• STATED TASK: Of the lines in the entries, how many hold the word "orientation"? Give that number alone.

======== INPUT RECORDS ========

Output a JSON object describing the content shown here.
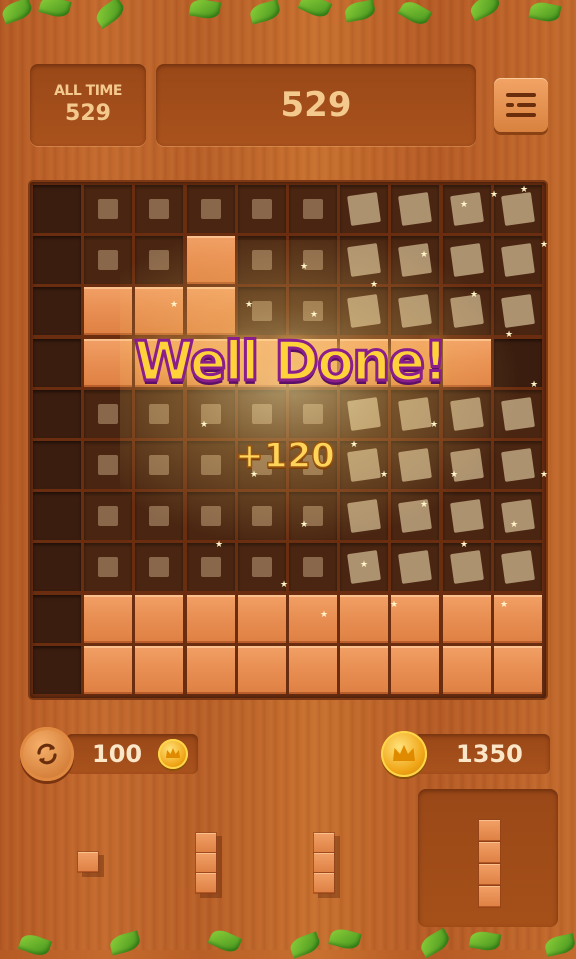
{
  "header": {
    "all_time_label": "ALL TIME",
    "all_time_value": "529",
    "score": "529",
    "menu_icon": "menu-list-icon"
  },
  "board": {
    "size": 10,
    "rows": [
      "EGGGGGBBBB",
      "EGGFGGBBBB",
      "EFFFGGBBBB",
      "EFFFFFFFFE",
      "EGGGGGBBBB",
      "EGGGGGBBBB",
      "EGGGGGBBBB",
      "EGGGGGBBBB",
      "EFFFFFFFFF",
      "EFFFFFFFFF"
    ],
    "legend": {
      "E": "empty",
      "F": "filled",
      "G": "clearing",
      "B": "clearing-bright"
    }
  },
  "effects": {
    "message": "Well Done!",
    "points": "+120"
  },
  "bottom": {
    "refresh_icon": "refresh-icon",
    "refresh_cost": "100",
    "coin_icon": "crown-coin-icon",
    "coins": "1350"
  },
  "pieces": [
    {
      "name": "single-block",
      "cells": 1,
      "orientation": "square"
    },
    {
      "name": "vertical-3",
      "cells": 3,
      "orientation": "vertical"
    },
    {
      "name": "vertical-3",
      "cells": 3,
      "orientation": "vertical"
    },
    {
      "name": "vertical-4",
      "cells": 4,
      "orientation": "vertical",
      "selected": true
    }
  ],
  "colors": {
    "wood": "#c46a2e",
    "block": "#e88e52",
    "empty_cell": "#3b1d0f",
    "message_fill": "#ffd23a",
    "message_outline": "#8a1f8c",
    "coin": "#f0a516"
  }
}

========

• ANSWER TO THE EXERCISE: 4